** Start of Provided information **
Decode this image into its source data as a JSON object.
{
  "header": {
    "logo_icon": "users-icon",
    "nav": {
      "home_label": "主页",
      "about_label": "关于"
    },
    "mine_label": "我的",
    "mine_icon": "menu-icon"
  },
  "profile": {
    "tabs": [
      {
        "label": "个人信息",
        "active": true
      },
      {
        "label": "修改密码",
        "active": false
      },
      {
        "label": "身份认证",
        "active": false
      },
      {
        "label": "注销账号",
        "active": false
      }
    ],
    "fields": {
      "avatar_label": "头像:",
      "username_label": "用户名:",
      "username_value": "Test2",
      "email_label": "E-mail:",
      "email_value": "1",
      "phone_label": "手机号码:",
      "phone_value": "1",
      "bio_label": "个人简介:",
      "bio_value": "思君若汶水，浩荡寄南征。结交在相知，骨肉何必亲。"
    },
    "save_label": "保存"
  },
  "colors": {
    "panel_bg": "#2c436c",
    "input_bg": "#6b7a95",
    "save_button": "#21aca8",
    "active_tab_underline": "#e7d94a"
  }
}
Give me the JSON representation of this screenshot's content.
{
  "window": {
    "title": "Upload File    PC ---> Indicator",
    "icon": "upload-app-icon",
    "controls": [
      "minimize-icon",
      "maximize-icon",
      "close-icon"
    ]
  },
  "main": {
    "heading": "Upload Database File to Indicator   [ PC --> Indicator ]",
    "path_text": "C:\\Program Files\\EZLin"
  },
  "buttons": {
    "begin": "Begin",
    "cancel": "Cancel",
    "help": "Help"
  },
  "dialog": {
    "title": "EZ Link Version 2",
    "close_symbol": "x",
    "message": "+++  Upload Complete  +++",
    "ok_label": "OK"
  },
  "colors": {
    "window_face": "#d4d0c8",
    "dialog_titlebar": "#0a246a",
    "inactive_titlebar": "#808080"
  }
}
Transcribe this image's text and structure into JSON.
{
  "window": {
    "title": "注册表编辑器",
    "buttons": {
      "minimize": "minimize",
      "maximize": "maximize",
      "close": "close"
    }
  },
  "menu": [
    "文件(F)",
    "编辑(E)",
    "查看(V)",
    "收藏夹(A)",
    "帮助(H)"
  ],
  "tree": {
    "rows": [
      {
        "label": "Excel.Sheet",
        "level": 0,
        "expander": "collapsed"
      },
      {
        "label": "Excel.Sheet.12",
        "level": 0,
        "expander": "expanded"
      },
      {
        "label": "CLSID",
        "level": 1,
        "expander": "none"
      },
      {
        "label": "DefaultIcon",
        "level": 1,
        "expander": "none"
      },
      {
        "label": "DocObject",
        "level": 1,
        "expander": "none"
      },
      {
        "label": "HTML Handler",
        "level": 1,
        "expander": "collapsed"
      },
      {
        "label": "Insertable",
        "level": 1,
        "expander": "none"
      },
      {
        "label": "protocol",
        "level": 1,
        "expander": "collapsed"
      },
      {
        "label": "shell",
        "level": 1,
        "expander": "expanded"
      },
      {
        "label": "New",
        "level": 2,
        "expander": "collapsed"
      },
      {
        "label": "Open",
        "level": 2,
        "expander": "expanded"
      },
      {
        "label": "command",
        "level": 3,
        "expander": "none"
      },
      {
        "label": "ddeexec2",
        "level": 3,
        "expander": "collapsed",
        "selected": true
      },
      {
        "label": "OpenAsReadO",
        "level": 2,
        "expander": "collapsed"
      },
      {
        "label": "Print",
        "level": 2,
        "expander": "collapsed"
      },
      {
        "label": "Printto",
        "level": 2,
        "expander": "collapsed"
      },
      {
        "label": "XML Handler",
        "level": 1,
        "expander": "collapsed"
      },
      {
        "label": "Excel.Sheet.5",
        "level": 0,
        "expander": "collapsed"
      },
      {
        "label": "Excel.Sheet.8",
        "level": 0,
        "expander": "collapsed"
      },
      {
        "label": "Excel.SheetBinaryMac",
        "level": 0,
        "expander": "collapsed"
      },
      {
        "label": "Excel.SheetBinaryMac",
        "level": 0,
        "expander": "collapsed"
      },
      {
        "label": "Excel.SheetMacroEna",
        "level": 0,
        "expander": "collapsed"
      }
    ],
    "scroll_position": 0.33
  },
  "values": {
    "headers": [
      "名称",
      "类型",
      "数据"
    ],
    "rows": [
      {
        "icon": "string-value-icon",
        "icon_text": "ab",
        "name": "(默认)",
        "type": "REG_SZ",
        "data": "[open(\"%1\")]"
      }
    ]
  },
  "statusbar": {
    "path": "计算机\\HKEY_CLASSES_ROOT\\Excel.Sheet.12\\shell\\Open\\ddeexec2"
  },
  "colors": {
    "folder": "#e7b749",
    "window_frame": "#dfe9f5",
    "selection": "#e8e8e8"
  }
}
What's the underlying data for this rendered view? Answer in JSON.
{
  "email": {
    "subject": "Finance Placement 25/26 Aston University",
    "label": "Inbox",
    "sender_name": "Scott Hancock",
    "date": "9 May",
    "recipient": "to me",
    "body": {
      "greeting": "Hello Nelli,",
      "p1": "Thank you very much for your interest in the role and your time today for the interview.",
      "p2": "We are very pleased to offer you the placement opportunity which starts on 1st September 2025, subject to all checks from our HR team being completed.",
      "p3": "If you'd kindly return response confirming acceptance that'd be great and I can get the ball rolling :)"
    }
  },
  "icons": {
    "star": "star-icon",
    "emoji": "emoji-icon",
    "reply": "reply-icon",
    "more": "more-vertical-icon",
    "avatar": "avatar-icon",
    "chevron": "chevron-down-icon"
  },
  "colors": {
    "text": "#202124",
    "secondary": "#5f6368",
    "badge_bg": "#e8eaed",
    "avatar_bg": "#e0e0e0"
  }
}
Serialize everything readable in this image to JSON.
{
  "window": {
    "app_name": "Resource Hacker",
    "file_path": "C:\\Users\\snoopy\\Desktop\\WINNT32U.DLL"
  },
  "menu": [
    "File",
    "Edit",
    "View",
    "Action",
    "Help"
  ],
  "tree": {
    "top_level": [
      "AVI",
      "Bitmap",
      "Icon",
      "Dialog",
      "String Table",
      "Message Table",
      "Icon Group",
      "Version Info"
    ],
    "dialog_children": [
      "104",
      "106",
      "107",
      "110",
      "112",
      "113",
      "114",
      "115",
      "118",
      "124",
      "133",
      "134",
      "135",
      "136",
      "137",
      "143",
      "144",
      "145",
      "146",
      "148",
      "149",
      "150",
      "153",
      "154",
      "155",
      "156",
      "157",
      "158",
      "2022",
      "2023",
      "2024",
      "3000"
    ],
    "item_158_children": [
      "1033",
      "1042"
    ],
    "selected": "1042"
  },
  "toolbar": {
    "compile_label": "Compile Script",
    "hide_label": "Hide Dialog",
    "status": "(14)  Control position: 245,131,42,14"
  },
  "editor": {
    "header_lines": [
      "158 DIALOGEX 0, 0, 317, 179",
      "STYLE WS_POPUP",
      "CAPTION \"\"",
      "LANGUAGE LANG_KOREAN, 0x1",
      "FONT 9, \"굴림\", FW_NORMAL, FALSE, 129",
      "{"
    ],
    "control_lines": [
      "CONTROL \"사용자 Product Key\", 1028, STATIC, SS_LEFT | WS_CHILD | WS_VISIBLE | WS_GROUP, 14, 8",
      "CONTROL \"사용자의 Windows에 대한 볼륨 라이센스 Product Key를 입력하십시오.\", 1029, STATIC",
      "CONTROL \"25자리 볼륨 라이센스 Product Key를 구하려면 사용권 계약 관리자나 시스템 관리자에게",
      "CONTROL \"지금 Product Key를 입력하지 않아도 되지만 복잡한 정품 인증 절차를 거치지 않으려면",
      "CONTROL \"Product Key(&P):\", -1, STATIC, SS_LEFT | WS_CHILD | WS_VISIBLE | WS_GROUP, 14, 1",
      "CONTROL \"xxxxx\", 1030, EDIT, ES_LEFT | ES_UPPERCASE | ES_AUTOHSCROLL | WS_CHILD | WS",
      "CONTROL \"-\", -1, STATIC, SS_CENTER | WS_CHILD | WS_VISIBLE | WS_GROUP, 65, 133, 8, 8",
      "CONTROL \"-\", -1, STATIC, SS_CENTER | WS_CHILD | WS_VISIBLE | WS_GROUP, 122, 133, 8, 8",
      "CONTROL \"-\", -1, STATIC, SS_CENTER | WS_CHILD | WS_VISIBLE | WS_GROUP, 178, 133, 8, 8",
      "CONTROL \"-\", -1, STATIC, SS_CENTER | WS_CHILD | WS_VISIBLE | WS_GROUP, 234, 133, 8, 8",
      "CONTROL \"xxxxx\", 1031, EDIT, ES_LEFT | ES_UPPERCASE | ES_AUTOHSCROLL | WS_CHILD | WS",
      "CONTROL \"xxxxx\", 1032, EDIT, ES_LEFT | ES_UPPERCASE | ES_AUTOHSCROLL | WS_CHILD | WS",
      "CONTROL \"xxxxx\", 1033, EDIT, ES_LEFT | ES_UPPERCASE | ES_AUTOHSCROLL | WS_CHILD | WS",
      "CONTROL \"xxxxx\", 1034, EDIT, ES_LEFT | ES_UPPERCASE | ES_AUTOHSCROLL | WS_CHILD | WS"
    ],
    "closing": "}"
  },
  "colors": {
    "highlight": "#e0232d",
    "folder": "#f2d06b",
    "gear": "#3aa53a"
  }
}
** End of Provided information **
> Work to be completed
Each line holding "Handler" must be found and copied.

> Response below
        "label": "HTML Handler",
        "label": "XML Handler",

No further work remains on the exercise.